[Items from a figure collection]
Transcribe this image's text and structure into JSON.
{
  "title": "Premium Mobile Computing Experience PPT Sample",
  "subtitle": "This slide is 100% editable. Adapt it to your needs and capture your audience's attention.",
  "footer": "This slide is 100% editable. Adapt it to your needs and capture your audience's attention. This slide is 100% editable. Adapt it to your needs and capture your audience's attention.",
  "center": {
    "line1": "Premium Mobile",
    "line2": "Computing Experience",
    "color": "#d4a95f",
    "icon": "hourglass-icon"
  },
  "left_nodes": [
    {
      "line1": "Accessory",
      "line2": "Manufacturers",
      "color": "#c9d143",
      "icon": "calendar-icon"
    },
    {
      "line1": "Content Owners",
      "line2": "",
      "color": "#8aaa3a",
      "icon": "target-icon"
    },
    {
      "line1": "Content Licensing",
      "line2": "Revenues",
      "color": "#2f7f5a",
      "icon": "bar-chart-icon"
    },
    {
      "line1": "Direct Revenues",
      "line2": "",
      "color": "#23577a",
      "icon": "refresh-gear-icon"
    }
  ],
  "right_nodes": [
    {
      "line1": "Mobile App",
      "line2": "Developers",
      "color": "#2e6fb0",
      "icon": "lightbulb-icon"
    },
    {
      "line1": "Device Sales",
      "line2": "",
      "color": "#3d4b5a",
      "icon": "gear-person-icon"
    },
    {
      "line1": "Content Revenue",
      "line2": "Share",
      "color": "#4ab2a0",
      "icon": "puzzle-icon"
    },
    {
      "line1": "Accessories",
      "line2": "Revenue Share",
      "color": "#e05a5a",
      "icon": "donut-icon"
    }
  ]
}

__DO THIS__:
Copy out every line where the word "your" occurs.

__OUTPUT OF THE EXERCISE__:
  "subtitle": "This slide is 100% editable. Adapt it to your needs and capture your audience's attention.",
  "footer": "This slide is 100% editable. Adapt it to your needs and capture your audience's attention. This slide is 100% editable. Adapt it to your needs and capture your audience's attention.",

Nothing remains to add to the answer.